The input:
□ □ □ □ □

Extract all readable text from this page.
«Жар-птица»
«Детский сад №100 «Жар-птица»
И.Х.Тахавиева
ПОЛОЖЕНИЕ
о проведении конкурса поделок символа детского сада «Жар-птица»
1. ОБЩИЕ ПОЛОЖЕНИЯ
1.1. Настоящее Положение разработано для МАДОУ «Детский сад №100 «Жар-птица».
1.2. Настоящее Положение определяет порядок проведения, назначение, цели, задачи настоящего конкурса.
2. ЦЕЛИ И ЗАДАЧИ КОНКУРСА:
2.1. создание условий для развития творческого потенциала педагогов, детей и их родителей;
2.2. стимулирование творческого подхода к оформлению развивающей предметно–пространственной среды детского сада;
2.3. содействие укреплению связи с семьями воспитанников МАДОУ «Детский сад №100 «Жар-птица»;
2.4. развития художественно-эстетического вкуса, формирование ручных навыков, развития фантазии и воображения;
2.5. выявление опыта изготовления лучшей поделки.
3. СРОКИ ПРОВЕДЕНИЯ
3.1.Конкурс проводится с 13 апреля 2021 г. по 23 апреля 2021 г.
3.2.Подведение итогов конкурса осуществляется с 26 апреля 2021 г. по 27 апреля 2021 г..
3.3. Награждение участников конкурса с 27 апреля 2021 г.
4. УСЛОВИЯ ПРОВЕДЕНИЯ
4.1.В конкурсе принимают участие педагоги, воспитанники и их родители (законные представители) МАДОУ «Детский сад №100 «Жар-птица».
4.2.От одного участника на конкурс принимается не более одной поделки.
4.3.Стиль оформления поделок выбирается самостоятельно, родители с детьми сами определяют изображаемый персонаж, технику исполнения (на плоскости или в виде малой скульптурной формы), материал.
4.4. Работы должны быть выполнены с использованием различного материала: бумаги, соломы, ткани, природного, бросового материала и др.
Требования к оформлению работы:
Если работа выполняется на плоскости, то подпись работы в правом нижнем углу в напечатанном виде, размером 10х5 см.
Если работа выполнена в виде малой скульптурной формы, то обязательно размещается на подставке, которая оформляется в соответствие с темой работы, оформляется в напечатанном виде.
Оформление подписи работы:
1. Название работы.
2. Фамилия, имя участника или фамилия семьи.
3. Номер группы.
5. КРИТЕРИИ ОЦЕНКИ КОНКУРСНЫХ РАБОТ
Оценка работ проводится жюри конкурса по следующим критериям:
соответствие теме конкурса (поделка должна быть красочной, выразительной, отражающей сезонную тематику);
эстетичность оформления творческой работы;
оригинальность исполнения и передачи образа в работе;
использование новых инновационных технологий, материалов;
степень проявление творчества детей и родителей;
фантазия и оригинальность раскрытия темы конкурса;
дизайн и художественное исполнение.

□ □ □ □ □

Stated task:
Return all of the entries exactly as written.

Output for this task:
Extract all readable text from this page.
«Жар-птица»
«Детский сад №100 «Жар-птица»
И.Х.Тахавиева
ПОЛОЖЕНИЕ
о проведении конкурса поделок символа детского сада «Жар-птица»
1. ОБЩИЕ ПОЛОЖЕНИЯ
1.1. Настоящее Положение разработано для МАДОУ «Детский сад №100 «Жар-птица».
1.2. Настоящее Положение определяет порядок проведения, назначение, цели, задачи настоящего конкурса.
2. ЦЕЛИ И ЗАДАЧИ КОНКУРСА:
2.1. создание условий для развития творческого потенциала педагогов, детей и их родителей;
2.2. стимулирование творческого подхода к оформлению развивающей предметно–пространственной среды детского сада;
2.3. содействие укреплению связи с семьями воспитанников МАДОУ «Детский сад №100 «Жар-птица»;
2.4. развития художественно-эстетического вкуса, формирование ручных навыков, развития фантазии и воображения;
2.5. выявление опыта изготовления лучшей поделки.
3. СРОКИ ПРОВЕДЕНИЯ
3.1.Конкурс проводится с 13 апреля 2021 г. по 23 апреля 2021 г.
3.2.Подведение итогов конкурса осуществляется с 26 апреля 2021 г. по 27 апреля 2021 г..
3.3. Награждение участников конкурса с 27 апреля 2021 г.
4. УСЛОВИЯ ПРОВЕДЕНИЯ
4.1.В конкурсе принимают участие педагоги, воспитанники и их родители (законные представители) МАДОУ «Детский сад №100 «Жар-птица».
4.2.От одного участника на конкурс принимается не более одной поделки.
4.3.Стиль оформления поделок выбирается самостоятельно, родители с детьми сами определяют изображаемый персонаж, технику исполнения (на плоскости или в виде малой скульптурной формы), материал.
4.4. Работы должны быть выполнены с использованием различного материала: бумаги, соломы, ткани, природного, бросового материала и др.
Требования к оформлению работы:
Если работа выполняется на плоскости, то подпись работы в правом нижнем углу в напечатанном виде, размером 10х5 см.
Если работа выполнена в виде малой скульптурной формы, то обязательно размещается на подставке, которая оформляется в соответствие с темой работы, оформляется в напечатанном виде.
Оформление подписи работы:
1. Название работы.
2. Фамилия, имя участника или фамилия семьи.
3. Номер группы.
5. КРИТЕРИИ ОЦЕНКИ КОНКУРСНЫХ РАБОТ
Оценка работ проводится жюри конкурса по следующим критериям:
соответствие теме конкурса (поделка должна быть красочной, выразительной, отражающей сезонную тематику);
эстетичность оформления творческой работы;
оригинальность исполнения и передачи образа в работе;
использование новых инновационных технологий, материалов;
степень проявление творчества детей и родителей;
фантазия и оригинальность раскрытия темы конкурса;
дизайн и художественное исполнение.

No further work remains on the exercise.